Aim of the exercise |
Copy each line in the data that includes the word "heading".

(Raw records)
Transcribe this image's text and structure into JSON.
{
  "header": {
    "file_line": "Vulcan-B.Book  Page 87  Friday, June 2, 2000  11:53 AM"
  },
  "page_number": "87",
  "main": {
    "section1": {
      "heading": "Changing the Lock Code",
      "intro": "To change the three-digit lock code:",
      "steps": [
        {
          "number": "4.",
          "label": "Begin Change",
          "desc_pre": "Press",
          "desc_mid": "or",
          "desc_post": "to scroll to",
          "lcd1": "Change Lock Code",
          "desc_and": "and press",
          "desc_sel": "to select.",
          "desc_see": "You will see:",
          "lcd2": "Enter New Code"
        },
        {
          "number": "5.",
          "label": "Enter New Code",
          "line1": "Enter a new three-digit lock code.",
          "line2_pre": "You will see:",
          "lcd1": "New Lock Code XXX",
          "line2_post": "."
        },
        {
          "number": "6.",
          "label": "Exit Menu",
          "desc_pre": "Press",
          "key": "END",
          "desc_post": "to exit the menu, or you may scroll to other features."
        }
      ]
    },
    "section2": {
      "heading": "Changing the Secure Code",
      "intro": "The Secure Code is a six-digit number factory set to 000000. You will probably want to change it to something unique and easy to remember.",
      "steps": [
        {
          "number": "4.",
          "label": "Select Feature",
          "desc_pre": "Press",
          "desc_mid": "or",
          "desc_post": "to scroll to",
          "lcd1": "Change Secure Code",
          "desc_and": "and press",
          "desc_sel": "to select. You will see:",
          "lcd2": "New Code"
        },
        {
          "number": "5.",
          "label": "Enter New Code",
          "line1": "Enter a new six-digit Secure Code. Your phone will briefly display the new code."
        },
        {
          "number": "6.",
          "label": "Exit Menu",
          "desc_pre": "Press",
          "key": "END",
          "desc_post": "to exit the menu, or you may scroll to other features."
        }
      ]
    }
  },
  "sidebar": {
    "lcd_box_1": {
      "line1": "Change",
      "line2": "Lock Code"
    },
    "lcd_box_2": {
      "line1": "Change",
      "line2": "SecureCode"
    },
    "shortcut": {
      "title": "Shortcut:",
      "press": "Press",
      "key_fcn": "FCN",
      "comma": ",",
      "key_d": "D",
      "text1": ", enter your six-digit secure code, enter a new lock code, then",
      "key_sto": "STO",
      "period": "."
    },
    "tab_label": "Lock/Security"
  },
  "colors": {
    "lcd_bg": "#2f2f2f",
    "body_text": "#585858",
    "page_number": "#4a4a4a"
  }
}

Output for this task |
      "heading": "Changing the Lock Code",
      "heading": "Changing the Secure Code",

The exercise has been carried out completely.